Pick out the lines below that include the string "personnel".
>> start WORKING DATA
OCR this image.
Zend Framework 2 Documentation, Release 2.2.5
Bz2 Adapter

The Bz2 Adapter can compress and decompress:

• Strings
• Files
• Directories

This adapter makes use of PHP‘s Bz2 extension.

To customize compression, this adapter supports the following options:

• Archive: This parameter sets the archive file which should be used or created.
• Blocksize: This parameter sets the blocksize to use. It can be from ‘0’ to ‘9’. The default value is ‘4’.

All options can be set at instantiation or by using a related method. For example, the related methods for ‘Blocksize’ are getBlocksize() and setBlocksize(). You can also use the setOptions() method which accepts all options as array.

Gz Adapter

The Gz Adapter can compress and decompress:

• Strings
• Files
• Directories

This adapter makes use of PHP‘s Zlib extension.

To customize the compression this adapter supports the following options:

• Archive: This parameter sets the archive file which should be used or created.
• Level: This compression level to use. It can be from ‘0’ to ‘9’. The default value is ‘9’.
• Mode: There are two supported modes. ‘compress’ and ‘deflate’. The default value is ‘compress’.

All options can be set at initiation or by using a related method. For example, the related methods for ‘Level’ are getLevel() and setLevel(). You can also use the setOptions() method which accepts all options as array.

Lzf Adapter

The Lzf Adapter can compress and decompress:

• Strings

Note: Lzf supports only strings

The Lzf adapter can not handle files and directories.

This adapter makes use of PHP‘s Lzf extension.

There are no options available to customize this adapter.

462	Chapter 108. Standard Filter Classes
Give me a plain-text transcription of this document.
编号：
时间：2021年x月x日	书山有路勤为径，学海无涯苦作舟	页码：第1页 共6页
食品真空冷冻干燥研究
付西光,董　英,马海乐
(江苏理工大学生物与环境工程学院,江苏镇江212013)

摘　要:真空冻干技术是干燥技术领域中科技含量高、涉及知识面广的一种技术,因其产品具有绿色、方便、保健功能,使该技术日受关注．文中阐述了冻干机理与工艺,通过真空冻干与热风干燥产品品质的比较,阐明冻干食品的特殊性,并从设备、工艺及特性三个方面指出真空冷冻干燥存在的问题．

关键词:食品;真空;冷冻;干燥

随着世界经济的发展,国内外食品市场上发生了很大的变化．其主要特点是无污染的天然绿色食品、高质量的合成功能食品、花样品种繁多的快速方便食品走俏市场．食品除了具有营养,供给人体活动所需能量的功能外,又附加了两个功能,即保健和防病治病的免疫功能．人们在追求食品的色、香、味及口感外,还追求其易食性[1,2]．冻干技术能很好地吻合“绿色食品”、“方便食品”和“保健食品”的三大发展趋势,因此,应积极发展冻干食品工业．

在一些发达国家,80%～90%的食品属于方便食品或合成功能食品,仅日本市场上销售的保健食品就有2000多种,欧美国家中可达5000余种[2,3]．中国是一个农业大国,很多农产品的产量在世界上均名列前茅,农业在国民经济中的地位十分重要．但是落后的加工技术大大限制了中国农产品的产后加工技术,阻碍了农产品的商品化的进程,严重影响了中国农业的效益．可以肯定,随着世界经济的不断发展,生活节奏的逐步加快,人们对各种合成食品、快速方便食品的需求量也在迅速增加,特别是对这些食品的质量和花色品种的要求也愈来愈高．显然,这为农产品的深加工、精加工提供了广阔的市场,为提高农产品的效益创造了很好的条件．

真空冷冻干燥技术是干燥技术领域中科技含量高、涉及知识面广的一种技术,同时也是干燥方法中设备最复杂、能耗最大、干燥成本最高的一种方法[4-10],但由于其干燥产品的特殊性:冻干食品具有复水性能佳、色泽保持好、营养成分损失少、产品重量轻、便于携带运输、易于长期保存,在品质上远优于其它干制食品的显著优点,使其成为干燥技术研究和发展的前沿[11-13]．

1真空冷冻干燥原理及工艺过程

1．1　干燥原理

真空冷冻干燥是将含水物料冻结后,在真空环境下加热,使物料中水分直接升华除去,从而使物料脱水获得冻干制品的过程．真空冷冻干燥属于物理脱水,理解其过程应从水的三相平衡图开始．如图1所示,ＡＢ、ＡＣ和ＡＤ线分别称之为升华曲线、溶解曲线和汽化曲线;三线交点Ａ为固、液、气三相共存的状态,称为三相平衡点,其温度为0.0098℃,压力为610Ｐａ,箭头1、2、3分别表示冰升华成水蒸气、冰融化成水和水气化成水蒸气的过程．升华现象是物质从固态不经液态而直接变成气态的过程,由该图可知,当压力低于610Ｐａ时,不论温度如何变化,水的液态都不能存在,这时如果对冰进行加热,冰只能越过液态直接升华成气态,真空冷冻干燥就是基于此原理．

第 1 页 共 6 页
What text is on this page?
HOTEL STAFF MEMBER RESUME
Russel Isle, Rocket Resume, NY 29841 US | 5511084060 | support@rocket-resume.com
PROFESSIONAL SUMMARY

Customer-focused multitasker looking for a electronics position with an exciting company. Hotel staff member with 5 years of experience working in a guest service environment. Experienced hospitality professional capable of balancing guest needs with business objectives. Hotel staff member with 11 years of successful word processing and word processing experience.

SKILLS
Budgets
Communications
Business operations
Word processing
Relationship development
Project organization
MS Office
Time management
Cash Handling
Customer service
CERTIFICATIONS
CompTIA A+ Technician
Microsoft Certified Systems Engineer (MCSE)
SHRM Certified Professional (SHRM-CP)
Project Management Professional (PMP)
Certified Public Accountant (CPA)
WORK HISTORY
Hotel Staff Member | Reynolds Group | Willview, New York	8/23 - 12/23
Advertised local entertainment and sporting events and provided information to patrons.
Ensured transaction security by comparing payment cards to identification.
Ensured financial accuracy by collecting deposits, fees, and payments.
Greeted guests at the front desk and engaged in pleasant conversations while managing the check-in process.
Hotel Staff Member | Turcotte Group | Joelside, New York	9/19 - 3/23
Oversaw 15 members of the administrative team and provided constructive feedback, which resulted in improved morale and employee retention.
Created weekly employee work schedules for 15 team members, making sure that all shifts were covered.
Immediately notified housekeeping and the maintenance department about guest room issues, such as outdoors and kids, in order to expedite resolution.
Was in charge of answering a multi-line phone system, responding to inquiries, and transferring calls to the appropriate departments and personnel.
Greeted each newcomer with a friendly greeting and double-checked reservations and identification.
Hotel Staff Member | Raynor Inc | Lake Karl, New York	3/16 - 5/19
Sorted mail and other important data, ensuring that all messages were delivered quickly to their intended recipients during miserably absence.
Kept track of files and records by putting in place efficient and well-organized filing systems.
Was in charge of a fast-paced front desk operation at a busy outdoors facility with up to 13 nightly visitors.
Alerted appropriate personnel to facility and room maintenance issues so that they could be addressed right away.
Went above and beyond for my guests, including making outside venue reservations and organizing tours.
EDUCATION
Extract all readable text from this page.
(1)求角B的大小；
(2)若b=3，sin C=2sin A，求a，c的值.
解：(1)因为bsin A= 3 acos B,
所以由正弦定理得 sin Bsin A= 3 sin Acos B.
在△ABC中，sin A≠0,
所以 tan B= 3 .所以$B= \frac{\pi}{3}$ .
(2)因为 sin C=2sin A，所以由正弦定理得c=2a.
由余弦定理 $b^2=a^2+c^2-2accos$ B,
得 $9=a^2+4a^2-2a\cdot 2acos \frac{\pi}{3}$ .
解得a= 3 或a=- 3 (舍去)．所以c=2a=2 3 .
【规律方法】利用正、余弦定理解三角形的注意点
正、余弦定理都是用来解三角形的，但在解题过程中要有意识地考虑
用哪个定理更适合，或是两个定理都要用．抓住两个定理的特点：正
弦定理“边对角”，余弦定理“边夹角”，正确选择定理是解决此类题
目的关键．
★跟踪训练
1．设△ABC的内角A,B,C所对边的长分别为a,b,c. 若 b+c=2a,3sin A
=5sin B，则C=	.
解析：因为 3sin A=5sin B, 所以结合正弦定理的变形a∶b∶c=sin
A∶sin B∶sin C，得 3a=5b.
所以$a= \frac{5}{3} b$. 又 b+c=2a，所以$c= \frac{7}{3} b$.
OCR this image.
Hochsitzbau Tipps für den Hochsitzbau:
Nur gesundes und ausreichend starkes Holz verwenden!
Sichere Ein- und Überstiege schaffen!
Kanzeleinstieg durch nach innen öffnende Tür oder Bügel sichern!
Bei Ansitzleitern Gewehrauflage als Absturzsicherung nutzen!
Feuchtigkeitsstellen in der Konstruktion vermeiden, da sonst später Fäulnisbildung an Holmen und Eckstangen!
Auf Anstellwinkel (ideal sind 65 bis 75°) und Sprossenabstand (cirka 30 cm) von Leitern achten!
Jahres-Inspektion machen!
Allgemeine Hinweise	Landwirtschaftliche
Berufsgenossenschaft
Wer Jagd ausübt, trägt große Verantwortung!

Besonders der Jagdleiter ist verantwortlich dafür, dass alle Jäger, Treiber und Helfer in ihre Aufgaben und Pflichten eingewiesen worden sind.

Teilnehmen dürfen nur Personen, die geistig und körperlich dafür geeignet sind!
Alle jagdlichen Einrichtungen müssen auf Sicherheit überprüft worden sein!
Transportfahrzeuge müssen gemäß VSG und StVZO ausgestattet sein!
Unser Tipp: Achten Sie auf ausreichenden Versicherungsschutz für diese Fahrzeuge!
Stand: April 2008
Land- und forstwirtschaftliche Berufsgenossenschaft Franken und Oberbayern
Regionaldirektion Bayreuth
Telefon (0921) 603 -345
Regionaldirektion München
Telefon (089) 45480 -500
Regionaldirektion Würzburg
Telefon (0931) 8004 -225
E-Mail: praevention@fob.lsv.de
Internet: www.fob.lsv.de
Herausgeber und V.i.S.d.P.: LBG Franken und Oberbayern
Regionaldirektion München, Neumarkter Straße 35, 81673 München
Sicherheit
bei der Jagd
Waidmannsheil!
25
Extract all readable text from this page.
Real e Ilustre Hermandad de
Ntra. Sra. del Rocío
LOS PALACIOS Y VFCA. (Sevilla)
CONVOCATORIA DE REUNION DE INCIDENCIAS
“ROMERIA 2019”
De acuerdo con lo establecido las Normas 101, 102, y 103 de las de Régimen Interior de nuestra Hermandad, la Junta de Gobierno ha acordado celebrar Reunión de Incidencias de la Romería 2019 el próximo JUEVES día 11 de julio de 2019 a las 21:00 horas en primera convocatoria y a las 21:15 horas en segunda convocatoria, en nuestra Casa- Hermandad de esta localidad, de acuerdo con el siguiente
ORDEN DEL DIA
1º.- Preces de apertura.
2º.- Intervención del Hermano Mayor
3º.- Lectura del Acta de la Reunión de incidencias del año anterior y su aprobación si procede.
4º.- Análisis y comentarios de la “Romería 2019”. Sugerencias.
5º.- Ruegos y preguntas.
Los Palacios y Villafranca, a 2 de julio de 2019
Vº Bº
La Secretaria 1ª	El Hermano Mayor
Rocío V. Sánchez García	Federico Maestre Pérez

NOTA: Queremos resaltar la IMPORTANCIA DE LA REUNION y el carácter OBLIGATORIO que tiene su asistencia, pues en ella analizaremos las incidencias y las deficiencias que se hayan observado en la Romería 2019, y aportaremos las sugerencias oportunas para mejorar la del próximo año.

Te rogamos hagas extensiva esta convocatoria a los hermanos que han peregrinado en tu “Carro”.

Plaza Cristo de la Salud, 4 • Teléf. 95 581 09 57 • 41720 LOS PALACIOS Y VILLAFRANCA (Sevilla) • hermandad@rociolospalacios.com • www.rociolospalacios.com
>> end WORKING DATA
**ANSWER TO THIS EXERCISE:**
Was in charge of answering a multi-line phone system, responding to inquiries, and transferring calls to the appropriate departments and personnel.
Alerted appropriate personnel to facility and room maintenance issues so that they could be addressed right away.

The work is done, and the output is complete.